--- BEGIN EXERCISE DATA ---
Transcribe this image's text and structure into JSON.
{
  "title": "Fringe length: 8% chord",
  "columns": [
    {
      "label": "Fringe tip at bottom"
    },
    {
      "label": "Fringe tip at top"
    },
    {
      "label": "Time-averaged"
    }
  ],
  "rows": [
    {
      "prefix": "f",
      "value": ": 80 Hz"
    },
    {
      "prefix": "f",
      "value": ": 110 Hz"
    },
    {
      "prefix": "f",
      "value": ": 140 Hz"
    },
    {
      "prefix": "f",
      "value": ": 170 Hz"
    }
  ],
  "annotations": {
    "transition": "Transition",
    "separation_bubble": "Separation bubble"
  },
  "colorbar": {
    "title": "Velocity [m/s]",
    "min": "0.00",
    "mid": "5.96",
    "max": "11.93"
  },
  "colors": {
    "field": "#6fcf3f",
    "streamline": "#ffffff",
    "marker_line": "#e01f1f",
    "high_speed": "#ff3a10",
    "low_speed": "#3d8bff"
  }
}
--- END EXERCISE DATA ---
TASK STATEMENT:
Give the material above again, word for word.

THE RESULT:
Transcribe this image's text and structure into JSON.
{
  "title": "Fringe length: 8% chord",
  "columns": [
    {
      "label": "Fringe tip at bottom"
    },
    {
      "label": "Fringe tip at top"
    },
    {
      "label": "Time-averaged"
    }
  ],
  "rows": [
    {
      "prefix": "f",
      "value": ": 80 Hz"
    },
    {
      "prefix": "f",
      "value": ": 110 Hz"
    },
    {
      "prefix": "f",
      "value": ": 140 Hz"
    },
    {
      "prefix": "f",
      "value": ": 170 Hz"
    }
  ],
  "annotations": {
    "transition": "Transition",
    "separation_bubble": "Separation bubble"
  },
  "colorbar": {
    "title": "Velocity [m/s]",
    "min": "0.00",
    "mid": "5.96",
    "max": "11.93"
  },
  "colors": {
    "field": "#6fcf3f",
    "streamline": "#ffffff",
    "marker_line": "#e01f1f",
    "high_speed": "#ff3a10",
    "low_speed": "#3d8bff"
  }
}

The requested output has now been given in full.